■ Task directions ■
The records that follow are to be repeated without alteration.

■ Material to process ■
** begin **

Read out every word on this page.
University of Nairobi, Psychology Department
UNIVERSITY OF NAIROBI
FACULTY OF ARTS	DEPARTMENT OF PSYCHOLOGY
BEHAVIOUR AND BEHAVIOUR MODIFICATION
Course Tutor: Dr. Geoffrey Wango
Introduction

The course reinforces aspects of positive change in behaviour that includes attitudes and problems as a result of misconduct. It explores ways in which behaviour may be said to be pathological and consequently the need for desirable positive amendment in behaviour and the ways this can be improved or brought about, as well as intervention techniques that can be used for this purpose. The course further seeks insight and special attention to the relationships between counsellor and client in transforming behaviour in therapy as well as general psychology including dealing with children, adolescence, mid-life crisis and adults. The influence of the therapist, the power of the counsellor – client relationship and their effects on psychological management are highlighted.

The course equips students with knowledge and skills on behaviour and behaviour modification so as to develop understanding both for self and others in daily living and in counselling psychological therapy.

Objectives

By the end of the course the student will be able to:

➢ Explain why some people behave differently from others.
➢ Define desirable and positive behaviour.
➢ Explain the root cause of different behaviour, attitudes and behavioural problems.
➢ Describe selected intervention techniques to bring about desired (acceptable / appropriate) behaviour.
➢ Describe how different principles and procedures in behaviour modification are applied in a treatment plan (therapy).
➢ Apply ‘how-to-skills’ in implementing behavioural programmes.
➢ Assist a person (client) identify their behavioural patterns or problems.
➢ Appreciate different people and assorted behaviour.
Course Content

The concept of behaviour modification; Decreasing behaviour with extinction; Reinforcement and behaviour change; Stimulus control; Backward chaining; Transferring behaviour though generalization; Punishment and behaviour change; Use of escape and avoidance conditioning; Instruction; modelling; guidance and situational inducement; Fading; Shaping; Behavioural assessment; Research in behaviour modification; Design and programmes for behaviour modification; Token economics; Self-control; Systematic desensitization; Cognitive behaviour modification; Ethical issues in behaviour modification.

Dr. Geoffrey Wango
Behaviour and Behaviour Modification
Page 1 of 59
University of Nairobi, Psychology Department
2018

** end **

■ Final result ■
Read out every word on this page.
University of Nairobi, Psychology Department
UNIVERSITY OF NAIROBI
FACULTY OF ARTS	DEPARTMENT OF PSYCHOLOGY
BEHAVIOUR AND BEHAVIOUR MODIFICATION
Course Tutor: Dr. Geoffrey Wango
Introduction

The course reinforces aspects of positive change in behaviour that includes attitudes and problems as a result of misconduct. It explores ways in which behaviour may be said to be pathological and consequently the need for desirable positive amendment in behaviour and the ways this can be improved or brought about, as well as intervention techniques that can be used for this purpose. The course further seeks insight and special attention to the relationships between counsellor and client in transforming behaviour in therapy as well as general psychology including dealing with children, adolescence, mid-life crisis and adults. The influence of the therapist, the power of the counsellor – client relationship and their effects on psychological management are highlighted.

The course equips students with knowledge and skills on behaviour and behaviour modification so as to develop understanding both for self and others in daily living and in counselling psychological therapy.

Objectives

By the end of the course the student will be able to:

➢ Explain why some people behave differently from others.
➢ Define desirable and positive behaviour.
➢ Explain the root cause of different behaviour, attitudes and behavioural problems.
➢ Describe selected intervention techniques to bring about desired (acceptable / appropriate) behaviour.
➢ Describe how different principles and procedures in behaviour modification are applied in a treatment plan (therapy).
➢ Apply ‘how-to-skills’ in implementing behavioural programmes.
➢ Assist a person (client) identify their behavioural patterns or problems.
➢ Appreciate different people and assorted behaviour.
Course Content

The concept of behaviour modification; Decreasing behaviour with extinction; Reinforcement and behaviour change; Stimulus control; Backward chaining; Transferring behaviour though generalization; Punishment and behaviour change; Use of escape and avoidance conditioning; Instruction; modelling; guidance and situational inducement; Fading; Shaping; Behavioural assessment; Research in behaviour modification; Design and programmes for behaviour modification; Token economics; Self-control; Systematic desensitization; Cognitive behaviour modification; Ethical issues in behaviour modification.

Dr. Geoffrey Wango
Behaviour and Behaviour Modification
Page 1 of 59
University of Nairobi, Psychology Department
2018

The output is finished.